= Given problem =
Your copy of the material below should match it exactly, except that it holds no pictures.

= Dataset entries =
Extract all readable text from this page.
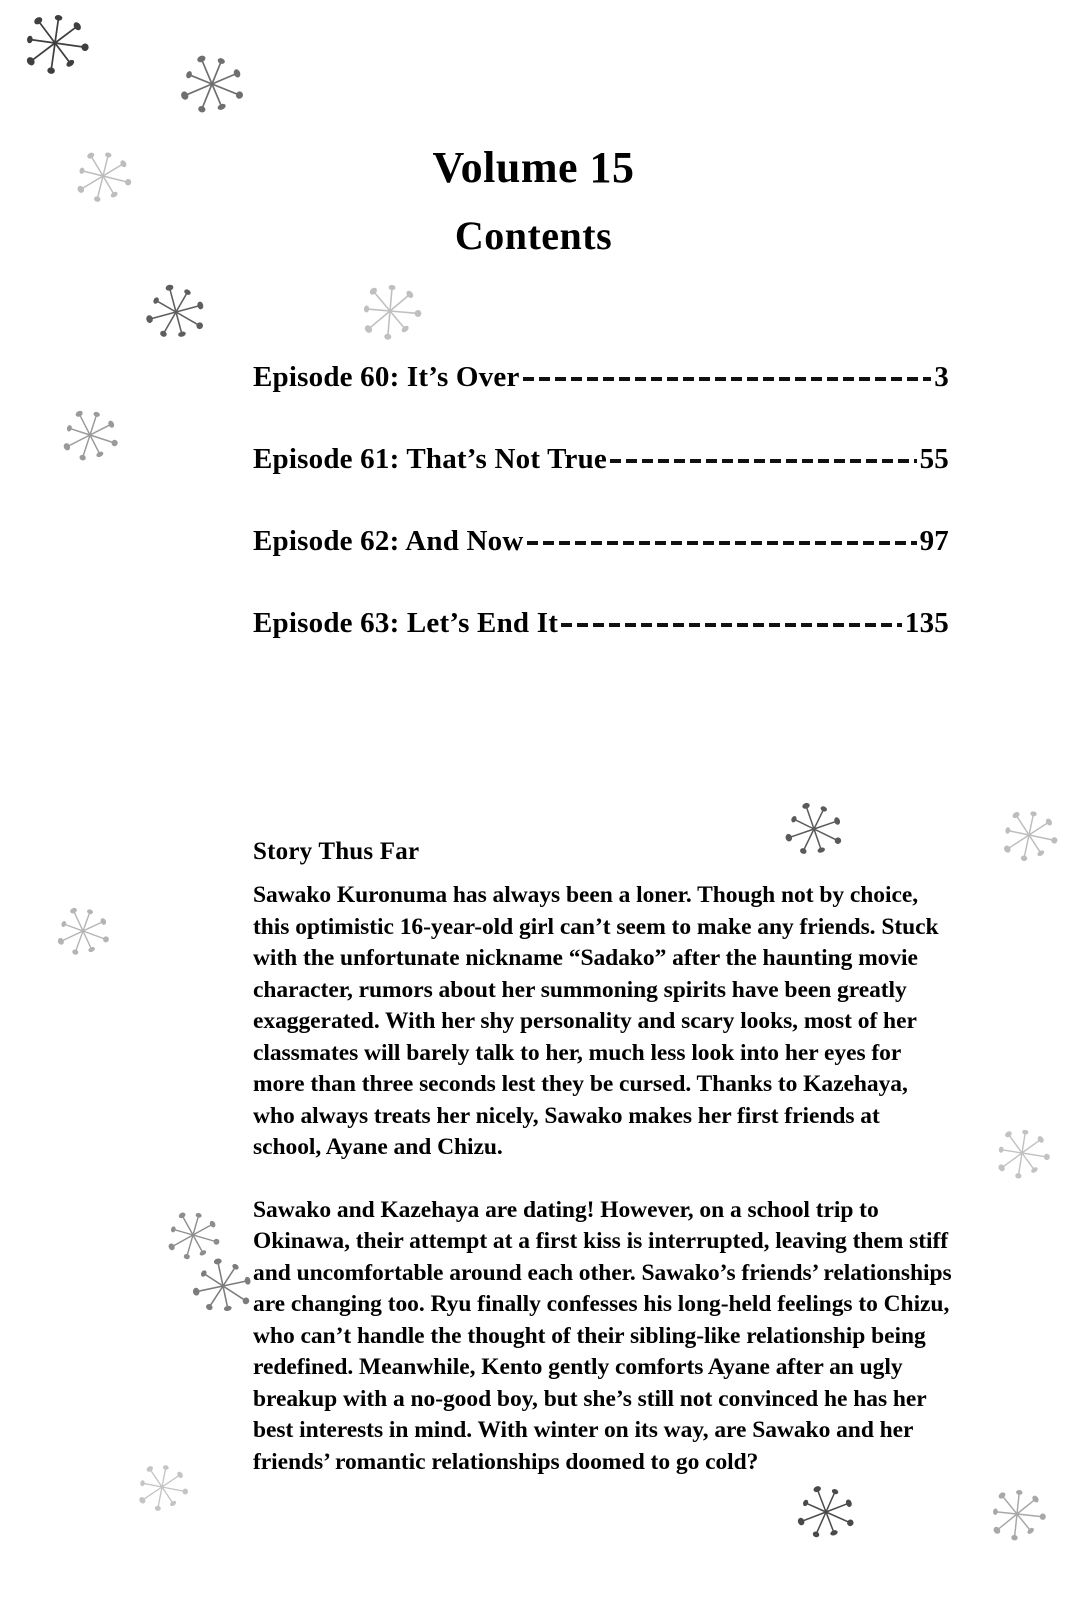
Volume 15
Contents
Episode 60: It’s Over	3
Episode 61: That’s Not True	55
Episode 62: And Now	97
Episode 63: Let’s End It	135
Story Thus Far

Sawako Kuronuma has always been a loner. Though not by choice, this optimistic 16-year-old girl can’t seem to make any friends. Stuck with the unfortunate nickname “Sadako” after the haunting movie character, rumors about her summoning spirits have been greatly exaggerated. With her shy personality and scary looks, most of her classmates will barely talk to her, much less look into her eyes for more than three seconds lest they be cursed. Thanks to Kazehaya, who always treats her nicely, Sawako makes her first friends at school, Ayane and Chizu.

Sawako and Kazehaya are dating! However, on a school trip to Okinawa, their attempt at a first kiss is interrupted, leaving them stiff and uncomfortable around each other. Sawako’s friends’ relationships are changing too. Ryu finally confesses his long-held feelings to Chizu, who can’t handle the thought of their sibling-like relationship being redefined. Meanwhile, Kento gently comforts Ayane after an ugly breakup with a no-good boy, but she’s still not convinced he has her best interests in mind. With winter on its way, are Sawako and her friends’ romantic relationships doomed to go cold?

= Worked solution =
Extract all readable text from this page.
Volume 15
Contents
Episode 60: It’s Over	3
Episode 61: That’s Not True	55
Episode 62: And Now	97
Episode 63: Let’s End It	135
Story Thus Far

Sawako Kuronuma has always been a loner. Though not by choice, this optimistic 16-year-old girl can’t seem to make any friends. Stuck with the unfortunate nickname “Sadako” after the haunting movie character, rumors about her summoning spirits have been greatly exaggerated. With her shy personality and scary looks, most of her classmates will barely talk to her, much less look into her eyes for more than three seconds lest they be cursed. Thanks to Kazehaya, who always treats her nicely, Sawako makes her first friends at school, Ayane and Chizu.

Sawako and Kazehaya are dating! However, on a school trip to Okinawa, their attempt at a first kiss is interrupted, leaving them stiff and uncomfortable around each other. Sawako’s friends’ relationships are changing too. Ryu finally confesses his long-held feelings to Chizu, who can’t handle the thought of their sibling-like relationship being redefined. Meanwhile, Kento gently comforts Ayane after an ugly breakup with a no-good boy, but she’s still not convinced he has her best interests in mind. With winter on its way, are Sawako and her friends’ romantic relationships doomed to go cold?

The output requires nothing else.